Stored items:
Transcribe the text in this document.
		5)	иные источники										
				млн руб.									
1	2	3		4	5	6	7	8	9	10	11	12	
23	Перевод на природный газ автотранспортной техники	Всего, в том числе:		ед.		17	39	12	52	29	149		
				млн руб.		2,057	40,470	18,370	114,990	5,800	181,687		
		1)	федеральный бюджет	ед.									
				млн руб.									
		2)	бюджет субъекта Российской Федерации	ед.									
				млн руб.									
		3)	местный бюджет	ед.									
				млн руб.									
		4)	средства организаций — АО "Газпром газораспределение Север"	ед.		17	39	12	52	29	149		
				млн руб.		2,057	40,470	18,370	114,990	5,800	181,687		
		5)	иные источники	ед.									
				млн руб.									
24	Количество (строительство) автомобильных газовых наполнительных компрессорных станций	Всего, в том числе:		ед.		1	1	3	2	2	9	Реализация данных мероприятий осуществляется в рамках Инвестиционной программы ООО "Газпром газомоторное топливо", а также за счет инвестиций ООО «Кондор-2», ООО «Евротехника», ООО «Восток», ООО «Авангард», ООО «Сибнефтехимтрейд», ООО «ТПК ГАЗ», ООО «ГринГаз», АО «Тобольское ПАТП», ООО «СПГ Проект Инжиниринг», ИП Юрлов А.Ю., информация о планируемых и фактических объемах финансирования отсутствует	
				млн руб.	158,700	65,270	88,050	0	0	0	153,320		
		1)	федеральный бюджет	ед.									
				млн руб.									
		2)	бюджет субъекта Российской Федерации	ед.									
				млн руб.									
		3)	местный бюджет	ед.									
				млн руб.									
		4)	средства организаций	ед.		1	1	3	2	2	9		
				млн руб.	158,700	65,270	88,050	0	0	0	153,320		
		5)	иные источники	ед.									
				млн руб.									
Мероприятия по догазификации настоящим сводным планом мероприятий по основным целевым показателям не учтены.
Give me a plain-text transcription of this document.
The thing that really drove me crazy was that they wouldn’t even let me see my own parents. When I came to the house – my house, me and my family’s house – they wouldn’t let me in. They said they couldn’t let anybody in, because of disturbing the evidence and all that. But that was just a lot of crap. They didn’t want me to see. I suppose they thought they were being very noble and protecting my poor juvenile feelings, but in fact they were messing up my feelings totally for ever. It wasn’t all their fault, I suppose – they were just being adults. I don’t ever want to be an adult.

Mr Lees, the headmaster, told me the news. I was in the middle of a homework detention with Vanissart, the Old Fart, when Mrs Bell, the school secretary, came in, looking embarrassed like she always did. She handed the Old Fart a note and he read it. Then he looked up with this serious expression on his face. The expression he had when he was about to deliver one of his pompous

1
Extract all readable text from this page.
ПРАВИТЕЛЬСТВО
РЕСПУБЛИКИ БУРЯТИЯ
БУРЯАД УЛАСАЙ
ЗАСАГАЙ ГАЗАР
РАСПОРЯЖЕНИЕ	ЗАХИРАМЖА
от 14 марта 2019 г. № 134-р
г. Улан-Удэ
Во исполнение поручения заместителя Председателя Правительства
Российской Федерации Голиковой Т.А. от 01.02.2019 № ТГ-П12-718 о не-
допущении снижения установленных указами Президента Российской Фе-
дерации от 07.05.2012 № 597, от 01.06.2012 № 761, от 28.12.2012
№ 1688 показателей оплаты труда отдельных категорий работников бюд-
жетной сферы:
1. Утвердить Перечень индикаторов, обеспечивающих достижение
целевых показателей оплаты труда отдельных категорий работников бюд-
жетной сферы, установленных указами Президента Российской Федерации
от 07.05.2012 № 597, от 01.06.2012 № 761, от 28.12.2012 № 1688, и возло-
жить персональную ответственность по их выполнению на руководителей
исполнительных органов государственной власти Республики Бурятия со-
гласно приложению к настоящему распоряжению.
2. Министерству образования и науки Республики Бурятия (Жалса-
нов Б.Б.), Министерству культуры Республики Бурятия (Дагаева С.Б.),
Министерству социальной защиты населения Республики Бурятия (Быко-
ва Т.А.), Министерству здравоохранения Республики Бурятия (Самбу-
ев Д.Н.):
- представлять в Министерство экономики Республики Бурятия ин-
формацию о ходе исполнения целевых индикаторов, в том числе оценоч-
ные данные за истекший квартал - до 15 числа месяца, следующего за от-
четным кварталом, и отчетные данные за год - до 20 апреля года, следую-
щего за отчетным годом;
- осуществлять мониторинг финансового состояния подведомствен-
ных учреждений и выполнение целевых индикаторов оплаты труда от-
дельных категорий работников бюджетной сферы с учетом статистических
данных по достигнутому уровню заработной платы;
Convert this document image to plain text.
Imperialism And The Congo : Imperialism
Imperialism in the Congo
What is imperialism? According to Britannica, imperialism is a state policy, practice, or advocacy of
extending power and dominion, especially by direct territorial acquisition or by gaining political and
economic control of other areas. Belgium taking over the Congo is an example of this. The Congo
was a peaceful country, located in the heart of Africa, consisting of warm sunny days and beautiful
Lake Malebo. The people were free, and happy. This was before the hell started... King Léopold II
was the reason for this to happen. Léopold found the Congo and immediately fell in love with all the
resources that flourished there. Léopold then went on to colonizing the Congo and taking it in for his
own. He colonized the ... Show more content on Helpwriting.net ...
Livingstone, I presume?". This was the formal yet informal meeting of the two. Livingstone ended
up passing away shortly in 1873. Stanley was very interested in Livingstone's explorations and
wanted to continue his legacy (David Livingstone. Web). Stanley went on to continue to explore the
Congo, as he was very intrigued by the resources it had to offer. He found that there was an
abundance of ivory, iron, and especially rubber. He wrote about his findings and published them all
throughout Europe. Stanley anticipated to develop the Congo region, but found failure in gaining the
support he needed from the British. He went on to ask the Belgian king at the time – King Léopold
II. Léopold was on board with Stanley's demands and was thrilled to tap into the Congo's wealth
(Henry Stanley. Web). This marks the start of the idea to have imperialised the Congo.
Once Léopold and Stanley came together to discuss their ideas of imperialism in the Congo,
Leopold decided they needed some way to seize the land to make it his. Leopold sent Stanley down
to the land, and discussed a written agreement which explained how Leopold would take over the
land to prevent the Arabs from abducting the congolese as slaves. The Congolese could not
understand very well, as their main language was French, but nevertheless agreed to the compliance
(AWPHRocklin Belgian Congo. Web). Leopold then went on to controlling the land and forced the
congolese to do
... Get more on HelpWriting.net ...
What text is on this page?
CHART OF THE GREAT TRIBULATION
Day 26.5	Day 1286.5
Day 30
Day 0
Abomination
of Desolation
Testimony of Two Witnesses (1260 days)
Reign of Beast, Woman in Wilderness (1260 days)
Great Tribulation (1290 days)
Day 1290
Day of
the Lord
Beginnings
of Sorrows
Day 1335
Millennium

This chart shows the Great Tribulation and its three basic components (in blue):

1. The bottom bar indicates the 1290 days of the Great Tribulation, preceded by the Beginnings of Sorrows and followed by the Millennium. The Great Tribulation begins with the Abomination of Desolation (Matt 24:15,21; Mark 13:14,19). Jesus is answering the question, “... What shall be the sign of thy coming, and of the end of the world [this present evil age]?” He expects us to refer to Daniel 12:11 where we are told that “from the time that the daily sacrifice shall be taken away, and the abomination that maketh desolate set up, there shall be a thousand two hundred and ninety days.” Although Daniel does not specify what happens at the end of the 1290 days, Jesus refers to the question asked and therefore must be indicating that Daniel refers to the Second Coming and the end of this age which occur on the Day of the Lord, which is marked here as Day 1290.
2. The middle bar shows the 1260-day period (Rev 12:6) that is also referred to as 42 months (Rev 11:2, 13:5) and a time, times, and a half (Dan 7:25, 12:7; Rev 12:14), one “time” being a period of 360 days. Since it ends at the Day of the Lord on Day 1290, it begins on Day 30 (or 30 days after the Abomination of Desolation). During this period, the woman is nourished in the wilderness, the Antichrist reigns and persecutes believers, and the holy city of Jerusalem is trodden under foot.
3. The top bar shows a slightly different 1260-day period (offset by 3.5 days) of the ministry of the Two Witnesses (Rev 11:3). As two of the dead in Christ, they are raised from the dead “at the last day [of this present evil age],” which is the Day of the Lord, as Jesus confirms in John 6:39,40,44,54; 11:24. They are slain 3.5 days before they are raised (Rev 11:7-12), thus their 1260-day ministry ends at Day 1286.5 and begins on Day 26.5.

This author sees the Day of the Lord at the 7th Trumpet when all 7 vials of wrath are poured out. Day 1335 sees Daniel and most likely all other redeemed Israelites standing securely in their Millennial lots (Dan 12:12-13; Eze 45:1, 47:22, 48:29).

- _What is being asked_
Your task is to gather all lines from the entries above that hold the word "text".

- _The completed task_
Transcribe the text in this document.
Give me a plain-text transcription of this document.
Extract all readable text from this page.
Convert this document image to plain text.
What text is on this page?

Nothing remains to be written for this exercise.